# YOUR OBJECTIVE
Collect each line of the records containing the string "导电系统".

# Collected data entries

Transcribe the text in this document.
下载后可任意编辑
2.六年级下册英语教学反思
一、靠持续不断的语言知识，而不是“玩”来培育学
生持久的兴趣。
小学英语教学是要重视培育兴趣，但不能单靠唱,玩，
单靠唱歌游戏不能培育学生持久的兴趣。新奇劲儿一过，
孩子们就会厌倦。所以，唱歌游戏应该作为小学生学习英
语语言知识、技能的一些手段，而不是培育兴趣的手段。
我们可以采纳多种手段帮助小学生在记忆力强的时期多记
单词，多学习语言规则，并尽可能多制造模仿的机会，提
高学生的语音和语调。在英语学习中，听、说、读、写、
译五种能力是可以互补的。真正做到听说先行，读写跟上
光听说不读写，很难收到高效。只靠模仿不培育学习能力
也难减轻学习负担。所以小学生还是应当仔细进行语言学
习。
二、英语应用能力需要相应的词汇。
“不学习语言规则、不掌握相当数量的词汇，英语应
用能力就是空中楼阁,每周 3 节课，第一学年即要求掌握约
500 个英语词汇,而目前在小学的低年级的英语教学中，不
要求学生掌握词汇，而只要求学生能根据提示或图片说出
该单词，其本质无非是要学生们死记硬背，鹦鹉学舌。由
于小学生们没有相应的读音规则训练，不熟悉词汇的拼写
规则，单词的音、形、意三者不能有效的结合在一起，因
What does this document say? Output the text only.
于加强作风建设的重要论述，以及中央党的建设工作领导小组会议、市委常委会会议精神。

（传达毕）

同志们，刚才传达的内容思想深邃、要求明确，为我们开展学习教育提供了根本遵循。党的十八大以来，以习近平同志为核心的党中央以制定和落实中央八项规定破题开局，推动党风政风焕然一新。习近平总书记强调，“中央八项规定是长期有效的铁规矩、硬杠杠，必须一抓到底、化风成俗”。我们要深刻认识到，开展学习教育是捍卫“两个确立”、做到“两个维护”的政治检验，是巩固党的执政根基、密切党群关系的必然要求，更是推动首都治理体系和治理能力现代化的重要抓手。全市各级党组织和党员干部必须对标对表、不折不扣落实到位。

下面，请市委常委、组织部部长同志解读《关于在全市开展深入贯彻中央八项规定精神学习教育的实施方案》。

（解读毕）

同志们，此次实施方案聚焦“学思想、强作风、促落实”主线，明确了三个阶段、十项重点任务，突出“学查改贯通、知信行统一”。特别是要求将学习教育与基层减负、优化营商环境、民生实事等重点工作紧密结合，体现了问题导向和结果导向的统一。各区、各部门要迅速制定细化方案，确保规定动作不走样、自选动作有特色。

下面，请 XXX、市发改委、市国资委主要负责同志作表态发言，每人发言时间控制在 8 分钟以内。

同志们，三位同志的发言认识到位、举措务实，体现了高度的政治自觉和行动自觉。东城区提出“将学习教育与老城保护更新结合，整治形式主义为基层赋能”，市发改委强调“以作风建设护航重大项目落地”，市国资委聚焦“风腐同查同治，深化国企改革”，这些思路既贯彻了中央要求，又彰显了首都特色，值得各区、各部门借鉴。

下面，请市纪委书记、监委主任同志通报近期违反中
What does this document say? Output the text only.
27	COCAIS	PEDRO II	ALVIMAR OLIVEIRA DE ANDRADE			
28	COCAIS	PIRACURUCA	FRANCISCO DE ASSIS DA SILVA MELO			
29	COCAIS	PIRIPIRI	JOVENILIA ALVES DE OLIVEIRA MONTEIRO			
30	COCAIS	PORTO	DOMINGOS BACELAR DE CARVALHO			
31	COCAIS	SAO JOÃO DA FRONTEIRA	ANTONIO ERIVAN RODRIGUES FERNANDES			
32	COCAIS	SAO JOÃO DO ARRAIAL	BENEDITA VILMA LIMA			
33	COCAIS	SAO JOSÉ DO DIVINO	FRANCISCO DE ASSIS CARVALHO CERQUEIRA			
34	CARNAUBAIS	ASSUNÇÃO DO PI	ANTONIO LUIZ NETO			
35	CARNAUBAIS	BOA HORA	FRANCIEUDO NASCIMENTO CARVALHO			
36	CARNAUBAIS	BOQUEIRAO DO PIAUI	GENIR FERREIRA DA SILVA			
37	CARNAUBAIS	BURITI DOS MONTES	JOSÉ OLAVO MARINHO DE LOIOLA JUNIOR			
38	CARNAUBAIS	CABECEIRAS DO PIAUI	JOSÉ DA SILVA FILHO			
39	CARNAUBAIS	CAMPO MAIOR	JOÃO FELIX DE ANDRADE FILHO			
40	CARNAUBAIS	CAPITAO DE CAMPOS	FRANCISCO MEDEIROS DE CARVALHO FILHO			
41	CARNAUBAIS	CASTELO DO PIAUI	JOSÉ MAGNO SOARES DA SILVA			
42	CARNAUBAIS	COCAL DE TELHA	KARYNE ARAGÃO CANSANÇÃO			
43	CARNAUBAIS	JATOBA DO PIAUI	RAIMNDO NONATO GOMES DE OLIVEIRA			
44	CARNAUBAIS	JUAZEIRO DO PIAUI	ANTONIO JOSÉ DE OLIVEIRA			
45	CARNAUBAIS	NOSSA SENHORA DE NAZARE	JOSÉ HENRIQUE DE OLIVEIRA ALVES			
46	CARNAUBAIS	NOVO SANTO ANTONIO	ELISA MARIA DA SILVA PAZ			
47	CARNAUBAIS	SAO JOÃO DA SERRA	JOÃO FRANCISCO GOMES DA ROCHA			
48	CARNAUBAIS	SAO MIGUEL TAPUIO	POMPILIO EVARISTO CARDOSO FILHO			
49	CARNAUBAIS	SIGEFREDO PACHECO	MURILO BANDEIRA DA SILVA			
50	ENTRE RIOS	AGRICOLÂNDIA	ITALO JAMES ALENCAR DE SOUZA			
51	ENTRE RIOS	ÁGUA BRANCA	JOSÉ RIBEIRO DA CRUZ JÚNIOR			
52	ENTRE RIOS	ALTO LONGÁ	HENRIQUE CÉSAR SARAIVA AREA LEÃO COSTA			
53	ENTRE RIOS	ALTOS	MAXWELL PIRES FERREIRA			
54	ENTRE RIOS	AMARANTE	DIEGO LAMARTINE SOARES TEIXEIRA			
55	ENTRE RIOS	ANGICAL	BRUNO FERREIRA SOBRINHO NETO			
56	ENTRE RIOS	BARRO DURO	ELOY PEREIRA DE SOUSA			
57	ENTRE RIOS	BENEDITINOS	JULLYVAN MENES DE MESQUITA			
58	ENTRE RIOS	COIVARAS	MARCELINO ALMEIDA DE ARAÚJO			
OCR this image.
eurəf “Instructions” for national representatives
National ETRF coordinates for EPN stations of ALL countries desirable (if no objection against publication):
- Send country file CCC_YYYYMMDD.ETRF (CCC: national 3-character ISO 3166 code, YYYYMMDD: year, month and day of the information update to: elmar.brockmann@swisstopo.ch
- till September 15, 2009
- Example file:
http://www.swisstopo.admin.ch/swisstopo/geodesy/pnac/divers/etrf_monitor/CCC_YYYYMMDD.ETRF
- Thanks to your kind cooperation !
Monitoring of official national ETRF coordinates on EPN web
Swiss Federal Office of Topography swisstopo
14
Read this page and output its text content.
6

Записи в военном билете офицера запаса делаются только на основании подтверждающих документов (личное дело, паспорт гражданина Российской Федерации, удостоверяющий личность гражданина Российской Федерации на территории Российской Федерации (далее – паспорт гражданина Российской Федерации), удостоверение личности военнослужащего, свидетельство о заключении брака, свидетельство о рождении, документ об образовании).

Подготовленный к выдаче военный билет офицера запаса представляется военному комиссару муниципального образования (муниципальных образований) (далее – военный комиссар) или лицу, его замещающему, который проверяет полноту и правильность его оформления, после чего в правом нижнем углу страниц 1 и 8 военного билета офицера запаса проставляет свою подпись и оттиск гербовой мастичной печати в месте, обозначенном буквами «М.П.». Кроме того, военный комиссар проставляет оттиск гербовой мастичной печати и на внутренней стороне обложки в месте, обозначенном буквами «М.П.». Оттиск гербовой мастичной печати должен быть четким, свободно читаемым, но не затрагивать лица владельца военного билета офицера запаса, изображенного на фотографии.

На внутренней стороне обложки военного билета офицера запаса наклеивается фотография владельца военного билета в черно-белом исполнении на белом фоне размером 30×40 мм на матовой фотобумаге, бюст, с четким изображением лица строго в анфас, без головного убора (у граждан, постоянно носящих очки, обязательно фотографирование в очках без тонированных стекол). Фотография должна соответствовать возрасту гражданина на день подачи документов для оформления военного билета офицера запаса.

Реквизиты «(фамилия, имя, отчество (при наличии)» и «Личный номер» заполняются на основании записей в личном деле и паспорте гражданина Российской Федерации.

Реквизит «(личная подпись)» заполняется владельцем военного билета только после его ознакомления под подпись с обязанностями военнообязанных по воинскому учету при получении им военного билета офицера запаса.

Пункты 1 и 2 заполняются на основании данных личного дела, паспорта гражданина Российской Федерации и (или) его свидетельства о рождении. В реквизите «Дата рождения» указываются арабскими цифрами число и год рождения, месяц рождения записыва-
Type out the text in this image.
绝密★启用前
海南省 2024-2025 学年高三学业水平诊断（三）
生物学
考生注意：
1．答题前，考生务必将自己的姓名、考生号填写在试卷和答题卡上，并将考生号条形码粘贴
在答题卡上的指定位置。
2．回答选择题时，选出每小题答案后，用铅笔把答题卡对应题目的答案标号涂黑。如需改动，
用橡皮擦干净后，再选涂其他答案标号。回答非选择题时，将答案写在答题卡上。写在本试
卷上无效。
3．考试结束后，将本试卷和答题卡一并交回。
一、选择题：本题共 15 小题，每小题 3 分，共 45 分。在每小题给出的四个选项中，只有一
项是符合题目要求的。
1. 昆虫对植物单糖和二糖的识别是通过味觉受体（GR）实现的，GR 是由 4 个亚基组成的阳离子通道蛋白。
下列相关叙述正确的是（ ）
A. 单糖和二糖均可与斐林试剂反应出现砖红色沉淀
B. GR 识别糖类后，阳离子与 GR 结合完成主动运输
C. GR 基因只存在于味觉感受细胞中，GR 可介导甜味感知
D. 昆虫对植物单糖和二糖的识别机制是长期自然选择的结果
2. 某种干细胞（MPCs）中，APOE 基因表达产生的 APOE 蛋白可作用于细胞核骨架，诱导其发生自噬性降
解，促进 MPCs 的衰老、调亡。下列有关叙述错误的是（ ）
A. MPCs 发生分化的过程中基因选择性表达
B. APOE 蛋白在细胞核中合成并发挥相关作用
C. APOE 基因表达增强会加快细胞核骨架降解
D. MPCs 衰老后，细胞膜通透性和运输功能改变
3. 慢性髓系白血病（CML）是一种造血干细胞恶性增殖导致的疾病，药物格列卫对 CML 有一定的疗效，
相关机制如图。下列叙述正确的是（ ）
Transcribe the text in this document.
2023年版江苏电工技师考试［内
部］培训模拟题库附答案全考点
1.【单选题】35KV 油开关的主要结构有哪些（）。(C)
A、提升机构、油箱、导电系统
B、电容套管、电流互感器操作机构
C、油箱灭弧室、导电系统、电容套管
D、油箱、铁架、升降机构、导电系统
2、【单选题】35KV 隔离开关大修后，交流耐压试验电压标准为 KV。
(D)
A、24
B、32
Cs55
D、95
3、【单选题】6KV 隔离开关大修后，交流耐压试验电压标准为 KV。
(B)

# SOLUTION
A、提升机构、油箱、导电系统
C、油箱灭弧室、导电系统、电容套管
D、油箱、铁架、升降机构、导电系统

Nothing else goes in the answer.